_PROBLEM TO WORK ON_:
Arrange the lines of the data below as a numbered list, leaving out any blank lines.

_DATASET CONTENT_:
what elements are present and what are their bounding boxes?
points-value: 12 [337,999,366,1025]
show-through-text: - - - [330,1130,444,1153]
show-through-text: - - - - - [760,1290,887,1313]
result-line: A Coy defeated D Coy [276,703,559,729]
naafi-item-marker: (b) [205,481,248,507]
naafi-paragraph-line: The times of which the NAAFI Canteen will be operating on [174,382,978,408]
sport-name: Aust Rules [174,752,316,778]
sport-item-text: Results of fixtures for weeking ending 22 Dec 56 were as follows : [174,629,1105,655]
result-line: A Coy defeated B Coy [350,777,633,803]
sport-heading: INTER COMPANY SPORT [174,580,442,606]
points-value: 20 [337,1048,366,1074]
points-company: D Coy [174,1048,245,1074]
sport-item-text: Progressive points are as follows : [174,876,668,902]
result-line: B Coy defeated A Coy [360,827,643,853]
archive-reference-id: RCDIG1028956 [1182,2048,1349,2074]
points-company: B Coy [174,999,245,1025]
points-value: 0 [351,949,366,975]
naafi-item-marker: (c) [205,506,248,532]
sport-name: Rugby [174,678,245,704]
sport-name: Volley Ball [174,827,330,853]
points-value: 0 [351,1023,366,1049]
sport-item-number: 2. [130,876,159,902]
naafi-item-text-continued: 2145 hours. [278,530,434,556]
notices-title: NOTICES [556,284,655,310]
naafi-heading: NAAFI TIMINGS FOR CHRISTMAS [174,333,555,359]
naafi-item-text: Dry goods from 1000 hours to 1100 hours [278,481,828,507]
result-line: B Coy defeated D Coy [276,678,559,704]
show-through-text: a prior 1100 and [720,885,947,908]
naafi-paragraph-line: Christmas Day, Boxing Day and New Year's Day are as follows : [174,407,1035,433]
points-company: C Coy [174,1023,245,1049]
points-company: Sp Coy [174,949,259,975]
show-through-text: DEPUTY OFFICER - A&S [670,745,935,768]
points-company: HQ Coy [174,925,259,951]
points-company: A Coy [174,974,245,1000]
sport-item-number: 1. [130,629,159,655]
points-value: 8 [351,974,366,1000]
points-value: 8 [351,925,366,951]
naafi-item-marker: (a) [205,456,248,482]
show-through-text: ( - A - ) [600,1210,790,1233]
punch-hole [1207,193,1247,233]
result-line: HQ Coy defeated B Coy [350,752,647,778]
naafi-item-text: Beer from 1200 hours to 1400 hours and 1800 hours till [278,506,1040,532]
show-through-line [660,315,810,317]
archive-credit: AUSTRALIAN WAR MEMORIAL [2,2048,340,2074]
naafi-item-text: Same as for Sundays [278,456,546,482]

_TASK ANSWER_:
1. what elements are present and what are their bounding boxes?
2. points-value: 12 [337,999,366,1025]
3. show-through-text: - - - [330,1130,444,1153]
4. show-through-text: - - - - - [760,1290,887,1313]
5. result-line: A Coy defeated D Coy [276,703,559,729]
6. naafi-item-marker: (b) [205,481,248,507]
7. naafi-paragraph-line: The times of which the NAAFI Canteen will be operating on [174,382,978,408]
8. sport-name: Aust Rules [174,752,316,778]
9. sport-item-text: Results of fixtures for weeking ending 22 Dec 56 were as follows : [174,629,1105,655]
10. result-line: A Coy defeated B Coy [350,777,633,803]
11. sport-heading: INTER COMPANY SPORT [174,580,442,606]
12. points-value: 20 [337,1048,366,1074]
13. points-company: D Coy [174,1048,245,1074]
14. sport-item-text: Progressive points are as follows : [174,876,668,902]
15. result-line: B Coy defeated A Coy [360,827,643,853]
16. archive-reference-id: RCDIG1028956 [1182,2048,1349,2074]
17. points-company: B Coy [174,999,245,1025]
18. points-value: 0 [351,949,366,975]
19. naafi-item-marker: (c) [205,506,248,532]
20. sport-name: Rugby [174,678,245,704]
21. sport-name: Volley Ball [174,827,330,853]
22. points-value: 0 [351,1023,366,1049]
23. sport-item-number: 2. [130,876,159,902]
24. naafi-item-text-continued: 2145 hours. [278,530,434,556]
25. notices-title: NOTICES [556,284,655,310]
26. naafi-heading: NAAFI TIMINGS FOR CHRISTMAS [174,333,555,359]
27. naafi-item-text: Dry goods from 1000 hours to 1100 hours [278,481,828,507]
28. result-line: B Coy defeated D Coy [276,678,559,704]
29. show-through-text: a prior 1100 and [720,885,947,908]
30. naafi-paragraph-line: Christmas Day, Boxing Day and New Year's Day are as follows : [174,407,1035,433]
31. points-company: C Coy [174,1023,245,1049]
32. points-company: Sp Coy [174,949,259,975]
33. show-through-text: DEPUTY OFFICER - A&S [670,745,935,768]
34. points-company: HQ Coy [174,925,259,951]
35. points-company: A Coy [174,974,245,1000]
36. sport-item-number: 1. [130,629,159,655]
37. points-value: 8 [351,974,366,1000]
38. points-value: 8 [351,925,366,951]
39. naafi-item-marker: (a) [205,456,248,482]
40. show-through-text: ( - A - ) [600,1210,790,1233]
41. punch-hole [1207,193,1247,233]
42. result-line: HQ Coy defeated B Coy [350,752,647,778]
43. naafi-item-text: Beer from 1200 hours to 1400 hours and 1800 hours till [278,506,1040,532]
44. show-through-line [660,315,810,317]
45. archive-credit: AUSTRALIAN WAR MEMORIAL [2,2048,340,2074]
46. naafi-item-text: Same as for Sundays [278,456,546,482]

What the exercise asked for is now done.